▶ _AIM_
Look through the data below. Show each line where the string "dedede" occurs.

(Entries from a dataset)
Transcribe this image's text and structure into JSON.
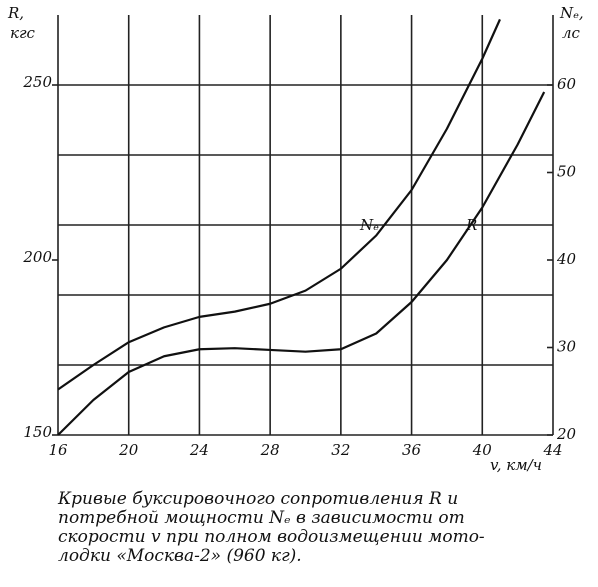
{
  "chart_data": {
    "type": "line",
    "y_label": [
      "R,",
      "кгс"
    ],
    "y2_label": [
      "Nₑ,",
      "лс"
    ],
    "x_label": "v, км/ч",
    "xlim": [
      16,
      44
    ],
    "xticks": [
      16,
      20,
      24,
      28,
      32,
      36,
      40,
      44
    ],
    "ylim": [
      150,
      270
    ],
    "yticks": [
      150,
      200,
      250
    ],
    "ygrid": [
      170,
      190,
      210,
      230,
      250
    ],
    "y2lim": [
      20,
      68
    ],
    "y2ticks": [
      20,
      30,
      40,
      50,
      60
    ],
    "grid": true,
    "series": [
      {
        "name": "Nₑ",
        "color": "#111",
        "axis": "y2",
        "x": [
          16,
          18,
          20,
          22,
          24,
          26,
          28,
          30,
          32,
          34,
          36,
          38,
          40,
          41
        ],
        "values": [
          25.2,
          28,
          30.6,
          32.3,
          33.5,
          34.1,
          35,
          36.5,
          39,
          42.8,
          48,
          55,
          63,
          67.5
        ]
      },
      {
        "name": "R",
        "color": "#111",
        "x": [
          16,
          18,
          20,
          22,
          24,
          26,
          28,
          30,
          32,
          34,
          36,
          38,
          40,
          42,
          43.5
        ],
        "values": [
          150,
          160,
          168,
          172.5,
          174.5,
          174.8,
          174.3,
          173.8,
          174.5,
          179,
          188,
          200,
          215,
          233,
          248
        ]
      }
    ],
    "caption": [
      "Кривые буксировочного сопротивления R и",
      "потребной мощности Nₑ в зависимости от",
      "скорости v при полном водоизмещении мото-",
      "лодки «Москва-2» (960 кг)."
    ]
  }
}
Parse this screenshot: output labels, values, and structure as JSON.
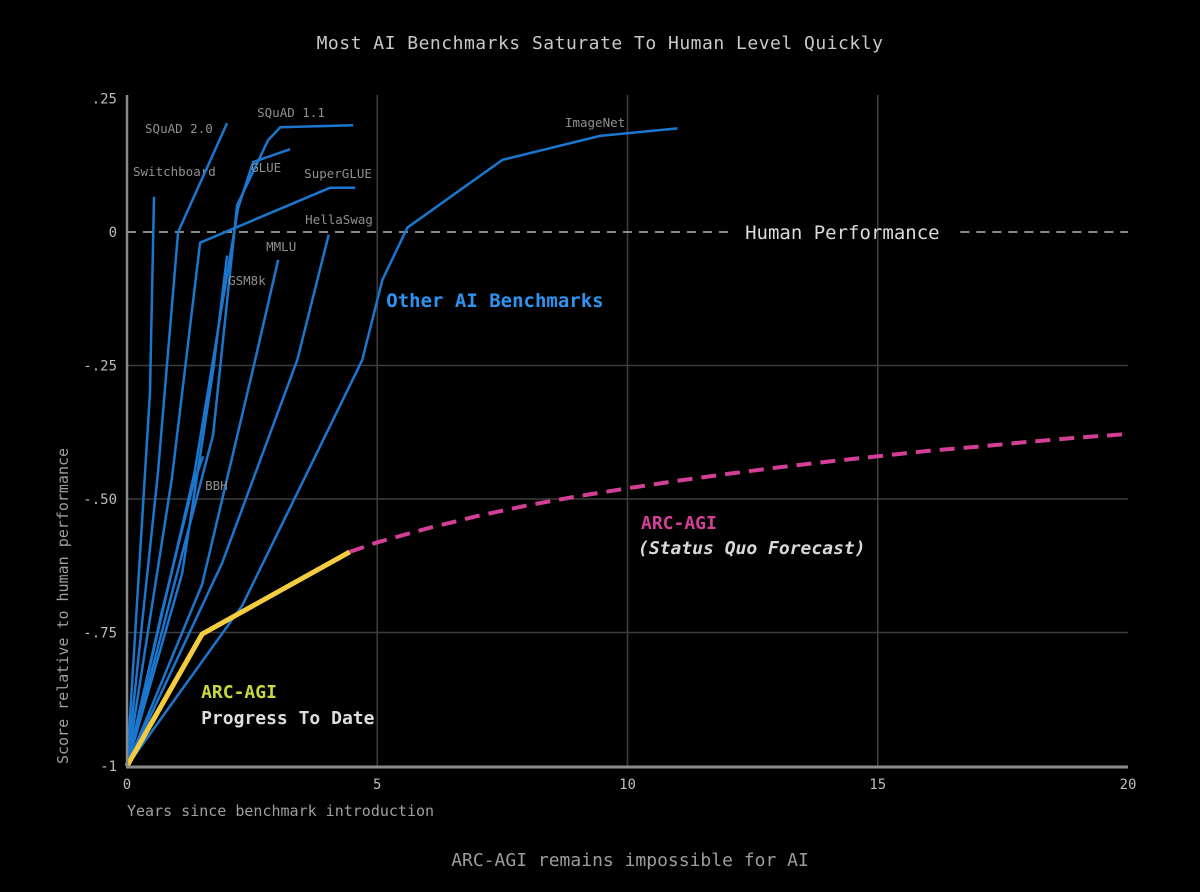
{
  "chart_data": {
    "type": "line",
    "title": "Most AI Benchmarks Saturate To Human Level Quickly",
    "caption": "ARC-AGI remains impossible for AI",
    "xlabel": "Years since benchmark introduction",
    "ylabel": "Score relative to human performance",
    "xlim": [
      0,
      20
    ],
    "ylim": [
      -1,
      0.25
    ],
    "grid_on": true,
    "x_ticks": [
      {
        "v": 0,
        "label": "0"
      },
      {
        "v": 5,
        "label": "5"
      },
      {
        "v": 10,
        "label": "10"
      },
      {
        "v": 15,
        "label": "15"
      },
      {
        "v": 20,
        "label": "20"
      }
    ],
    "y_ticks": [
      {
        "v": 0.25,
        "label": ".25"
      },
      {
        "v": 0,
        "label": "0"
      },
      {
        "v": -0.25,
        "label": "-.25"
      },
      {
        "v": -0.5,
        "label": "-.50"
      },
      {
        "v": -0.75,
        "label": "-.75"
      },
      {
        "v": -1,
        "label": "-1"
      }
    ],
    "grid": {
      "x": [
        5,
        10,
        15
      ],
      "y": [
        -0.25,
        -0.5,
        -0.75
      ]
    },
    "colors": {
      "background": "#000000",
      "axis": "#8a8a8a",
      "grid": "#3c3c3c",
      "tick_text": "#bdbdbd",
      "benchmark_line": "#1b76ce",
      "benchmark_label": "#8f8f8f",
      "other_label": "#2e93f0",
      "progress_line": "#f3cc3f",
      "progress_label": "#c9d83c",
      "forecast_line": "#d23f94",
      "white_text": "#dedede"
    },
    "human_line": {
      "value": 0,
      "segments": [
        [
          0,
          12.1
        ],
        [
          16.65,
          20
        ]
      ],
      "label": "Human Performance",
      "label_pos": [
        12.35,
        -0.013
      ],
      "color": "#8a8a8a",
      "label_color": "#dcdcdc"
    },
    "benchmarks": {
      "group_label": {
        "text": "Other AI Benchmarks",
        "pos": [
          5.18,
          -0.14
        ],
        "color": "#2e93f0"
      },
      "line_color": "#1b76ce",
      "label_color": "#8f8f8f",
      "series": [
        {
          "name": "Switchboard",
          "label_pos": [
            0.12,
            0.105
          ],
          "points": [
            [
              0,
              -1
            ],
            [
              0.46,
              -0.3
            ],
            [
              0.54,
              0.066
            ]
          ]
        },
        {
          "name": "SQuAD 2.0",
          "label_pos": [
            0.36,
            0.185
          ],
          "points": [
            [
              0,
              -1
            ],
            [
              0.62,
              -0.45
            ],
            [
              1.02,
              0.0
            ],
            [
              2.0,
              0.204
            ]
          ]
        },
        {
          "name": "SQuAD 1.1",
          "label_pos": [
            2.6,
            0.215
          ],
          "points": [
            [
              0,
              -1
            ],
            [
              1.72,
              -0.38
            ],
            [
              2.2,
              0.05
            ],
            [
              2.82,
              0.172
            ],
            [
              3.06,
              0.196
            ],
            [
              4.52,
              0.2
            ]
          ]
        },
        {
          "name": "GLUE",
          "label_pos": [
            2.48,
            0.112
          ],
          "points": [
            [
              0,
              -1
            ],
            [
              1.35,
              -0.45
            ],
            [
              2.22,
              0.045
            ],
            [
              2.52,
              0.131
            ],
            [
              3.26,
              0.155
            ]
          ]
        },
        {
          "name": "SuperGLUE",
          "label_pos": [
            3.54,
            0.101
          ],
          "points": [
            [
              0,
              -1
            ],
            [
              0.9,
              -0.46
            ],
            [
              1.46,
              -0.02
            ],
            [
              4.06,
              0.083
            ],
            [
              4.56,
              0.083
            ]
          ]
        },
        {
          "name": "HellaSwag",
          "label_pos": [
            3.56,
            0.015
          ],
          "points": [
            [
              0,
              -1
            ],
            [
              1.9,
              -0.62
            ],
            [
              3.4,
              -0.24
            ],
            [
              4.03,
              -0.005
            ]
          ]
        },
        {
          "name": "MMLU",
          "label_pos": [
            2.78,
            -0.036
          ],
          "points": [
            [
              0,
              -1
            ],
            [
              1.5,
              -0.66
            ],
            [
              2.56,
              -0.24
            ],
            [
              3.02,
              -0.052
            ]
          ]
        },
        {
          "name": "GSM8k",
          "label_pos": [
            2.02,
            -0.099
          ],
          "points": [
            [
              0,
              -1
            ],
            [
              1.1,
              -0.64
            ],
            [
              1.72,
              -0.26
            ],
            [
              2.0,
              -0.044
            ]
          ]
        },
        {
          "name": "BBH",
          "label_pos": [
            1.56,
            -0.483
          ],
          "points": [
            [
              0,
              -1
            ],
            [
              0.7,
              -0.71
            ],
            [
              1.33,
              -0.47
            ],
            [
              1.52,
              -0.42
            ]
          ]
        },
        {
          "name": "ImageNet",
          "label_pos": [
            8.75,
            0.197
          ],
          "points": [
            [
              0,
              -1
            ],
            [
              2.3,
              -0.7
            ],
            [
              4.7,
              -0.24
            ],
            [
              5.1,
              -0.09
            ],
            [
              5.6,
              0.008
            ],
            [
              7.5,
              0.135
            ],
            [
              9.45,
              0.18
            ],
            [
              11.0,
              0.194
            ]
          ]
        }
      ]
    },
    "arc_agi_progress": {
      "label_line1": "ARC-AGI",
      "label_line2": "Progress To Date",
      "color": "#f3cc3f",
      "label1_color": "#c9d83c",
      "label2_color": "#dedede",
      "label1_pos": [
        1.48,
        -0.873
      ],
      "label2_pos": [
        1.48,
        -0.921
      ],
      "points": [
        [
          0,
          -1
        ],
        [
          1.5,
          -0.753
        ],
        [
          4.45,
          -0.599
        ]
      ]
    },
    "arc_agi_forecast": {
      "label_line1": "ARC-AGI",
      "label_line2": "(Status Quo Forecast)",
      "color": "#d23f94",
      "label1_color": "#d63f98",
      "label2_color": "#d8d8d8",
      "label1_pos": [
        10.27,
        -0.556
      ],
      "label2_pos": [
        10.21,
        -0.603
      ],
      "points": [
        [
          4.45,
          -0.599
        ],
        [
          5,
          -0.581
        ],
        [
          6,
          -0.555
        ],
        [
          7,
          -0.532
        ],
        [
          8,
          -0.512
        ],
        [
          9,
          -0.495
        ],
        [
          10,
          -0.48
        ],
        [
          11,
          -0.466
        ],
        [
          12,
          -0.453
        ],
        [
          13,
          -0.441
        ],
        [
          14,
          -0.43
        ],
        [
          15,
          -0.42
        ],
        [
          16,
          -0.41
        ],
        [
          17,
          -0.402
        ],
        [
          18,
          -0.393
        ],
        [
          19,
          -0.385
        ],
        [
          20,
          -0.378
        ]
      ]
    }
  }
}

--

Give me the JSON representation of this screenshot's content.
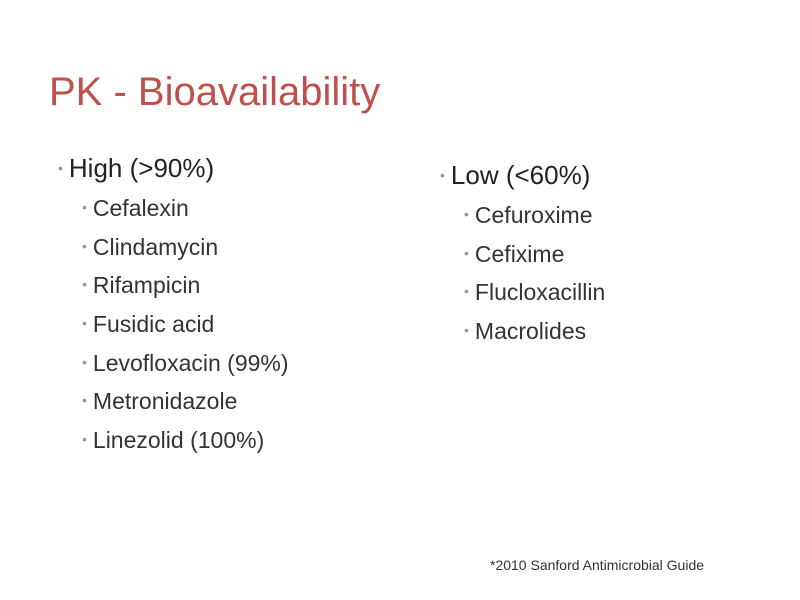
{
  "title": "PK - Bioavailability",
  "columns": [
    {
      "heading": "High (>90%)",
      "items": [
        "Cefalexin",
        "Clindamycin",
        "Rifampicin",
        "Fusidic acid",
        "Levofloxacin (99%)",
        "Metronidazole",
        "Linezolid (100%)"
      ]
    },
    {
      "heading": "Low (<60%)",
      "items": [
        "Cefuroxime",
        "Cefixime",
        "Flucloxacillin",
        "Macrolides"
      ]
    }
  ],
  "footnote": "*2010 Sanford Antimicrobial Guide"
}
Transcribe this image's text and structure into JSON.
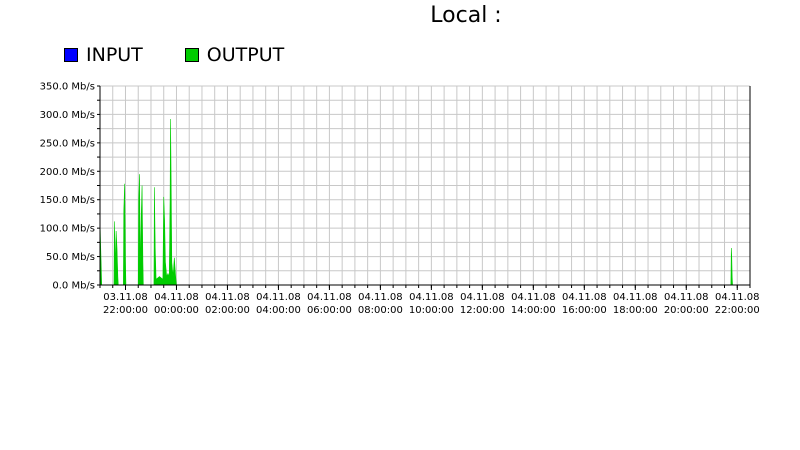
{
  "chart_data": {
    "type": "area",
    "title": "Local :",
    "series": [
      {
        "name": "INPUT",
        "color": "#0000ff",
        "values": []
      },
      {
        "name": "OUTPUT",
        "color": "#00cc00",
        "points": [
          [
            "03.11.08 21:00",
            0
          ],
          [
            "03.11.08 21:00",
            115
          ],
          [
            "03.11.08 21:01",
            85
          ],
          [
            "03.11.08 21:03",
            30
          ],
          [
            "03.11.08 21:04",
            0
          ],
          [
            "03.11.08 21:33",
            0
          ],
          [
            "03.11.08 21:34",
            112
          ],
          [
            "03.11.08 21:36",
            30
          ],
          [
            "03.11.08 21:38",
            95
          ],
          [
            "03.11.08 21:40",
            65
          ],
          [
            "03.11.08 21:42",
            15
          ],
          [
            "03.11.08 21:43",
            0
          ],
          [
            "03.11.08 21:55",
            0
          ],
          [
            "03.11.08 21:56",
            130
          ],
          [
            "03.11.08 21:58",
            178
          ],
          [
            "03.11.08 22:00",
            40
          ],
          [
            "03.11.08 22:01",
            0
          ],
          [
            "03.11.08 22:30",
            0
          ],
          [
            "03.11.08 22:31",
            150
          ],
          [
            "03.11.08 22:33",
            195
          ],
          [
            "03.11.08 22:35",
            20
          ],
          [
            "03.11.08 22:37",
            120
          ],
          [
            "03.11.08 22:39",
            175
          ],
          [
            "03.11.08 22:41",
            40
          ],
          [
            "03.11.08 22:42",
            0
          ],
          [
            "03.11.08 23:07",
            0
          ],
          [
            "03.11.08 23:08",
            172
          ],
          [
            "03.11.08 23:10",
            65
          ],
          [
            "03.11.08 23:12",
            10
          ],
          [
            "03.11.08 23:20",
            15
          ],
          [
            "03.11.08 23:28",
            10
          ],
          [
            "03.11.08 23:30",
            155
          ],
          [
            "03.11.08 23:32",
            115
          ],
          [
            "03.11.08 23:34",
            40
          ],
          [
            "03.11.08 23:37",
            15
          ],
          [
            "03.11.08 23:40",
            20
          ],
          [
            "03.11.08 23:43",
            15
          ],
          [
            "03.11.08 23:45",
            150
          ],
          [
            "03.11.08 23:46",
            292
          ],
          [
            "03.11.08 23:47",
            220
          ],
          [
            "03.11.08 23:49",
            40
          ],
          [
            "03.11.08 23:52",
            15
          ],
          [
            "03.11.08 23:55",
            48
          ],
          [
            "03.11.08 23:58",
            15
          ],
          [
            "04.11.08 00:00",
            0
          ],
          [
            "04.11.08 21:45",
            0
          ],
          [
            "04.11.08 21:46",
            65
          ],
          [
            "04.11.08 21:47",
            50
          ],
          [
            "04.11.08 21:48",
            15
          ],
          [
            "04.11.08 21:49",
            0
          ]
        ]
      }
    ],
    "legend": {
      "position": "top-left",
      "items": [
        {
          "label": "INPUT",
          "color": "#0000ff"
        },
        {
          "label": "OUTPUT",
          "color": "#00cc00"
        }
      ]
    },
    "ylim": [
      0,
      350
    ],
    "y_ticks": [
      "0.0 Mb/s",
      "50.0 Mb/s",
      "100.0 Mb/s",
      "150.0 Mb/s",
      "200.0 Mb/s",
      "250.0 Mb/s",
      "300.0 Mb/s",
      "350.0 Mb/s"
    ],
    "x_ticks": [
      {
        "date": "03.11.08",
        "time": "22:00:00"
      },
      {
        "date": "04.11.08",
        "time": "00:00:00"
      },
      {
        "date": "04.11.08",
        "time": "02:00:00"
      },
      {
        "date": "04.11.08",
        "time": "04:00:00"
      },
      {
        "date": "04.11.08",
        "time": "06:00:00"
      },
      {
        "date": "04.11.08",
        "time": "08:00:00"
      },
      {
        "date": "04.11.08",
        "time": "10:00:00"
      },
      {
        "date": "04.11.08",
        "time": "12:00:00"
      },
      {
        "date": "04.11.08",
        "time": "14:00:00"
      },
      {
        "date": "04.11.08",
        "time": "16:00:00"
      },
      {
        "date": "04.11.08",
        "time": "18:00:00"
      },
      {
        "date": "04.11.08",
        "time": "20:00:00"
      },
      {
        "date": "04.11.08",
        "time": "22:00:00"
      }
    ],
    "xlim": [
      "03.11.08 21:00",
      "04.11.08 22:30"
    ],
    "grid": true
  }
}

...

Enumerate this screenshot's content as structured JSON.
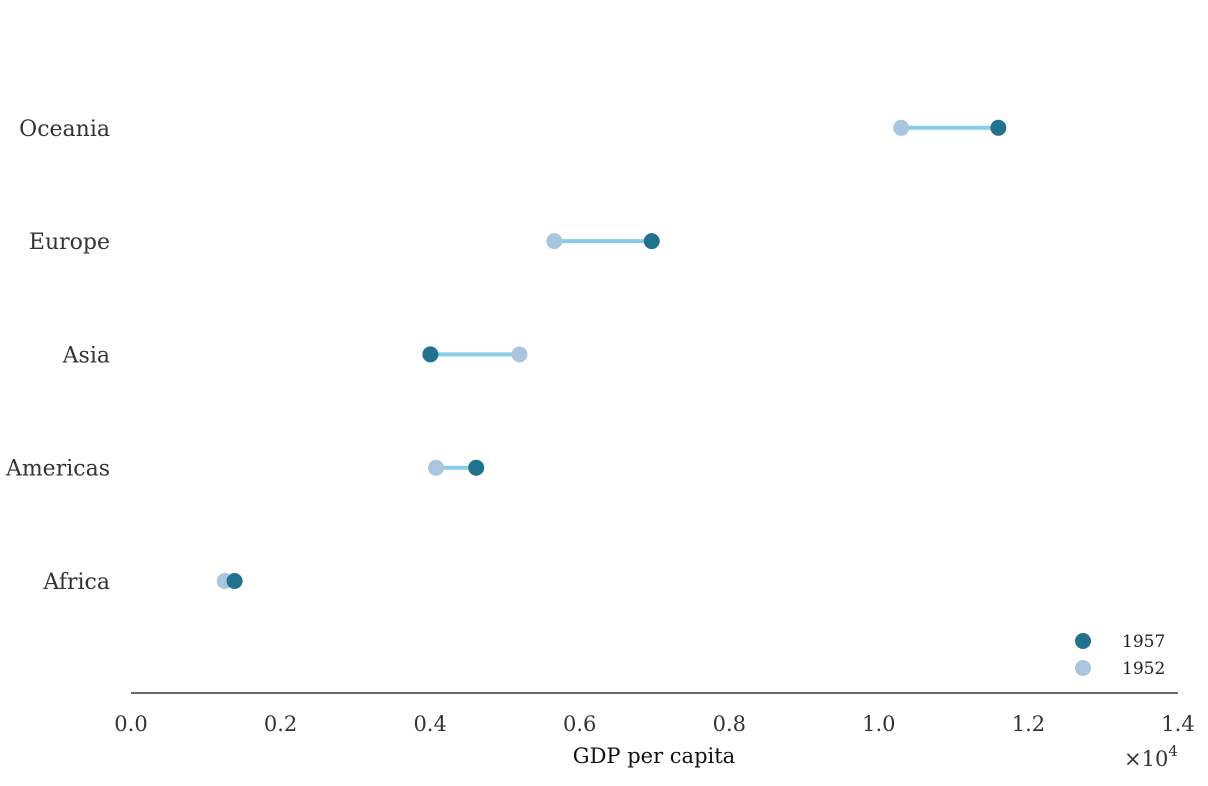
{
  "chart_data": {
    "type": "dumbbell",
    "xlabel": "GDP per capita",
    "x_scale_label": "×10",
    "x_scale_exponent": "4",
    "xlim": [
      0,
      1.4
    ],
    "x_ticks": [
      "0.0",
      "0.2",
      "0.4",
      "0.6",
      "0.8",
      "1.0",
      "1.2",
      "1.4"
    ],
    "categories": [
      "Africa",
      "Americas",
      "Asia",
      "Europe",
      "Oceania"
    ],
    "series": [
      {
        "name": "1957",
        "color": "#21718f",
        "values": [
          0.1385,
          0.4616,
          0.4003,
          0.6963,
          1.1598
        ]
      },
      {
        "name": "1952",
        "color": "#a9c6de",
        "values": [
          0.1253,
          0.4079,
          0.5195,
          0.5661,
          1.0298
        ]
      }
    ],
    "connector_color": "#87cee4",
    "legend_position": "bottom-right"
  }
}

▶ _COMPLETE ANSWER_
      "white_text": "#dedede"
      "label2_color": "#dedede",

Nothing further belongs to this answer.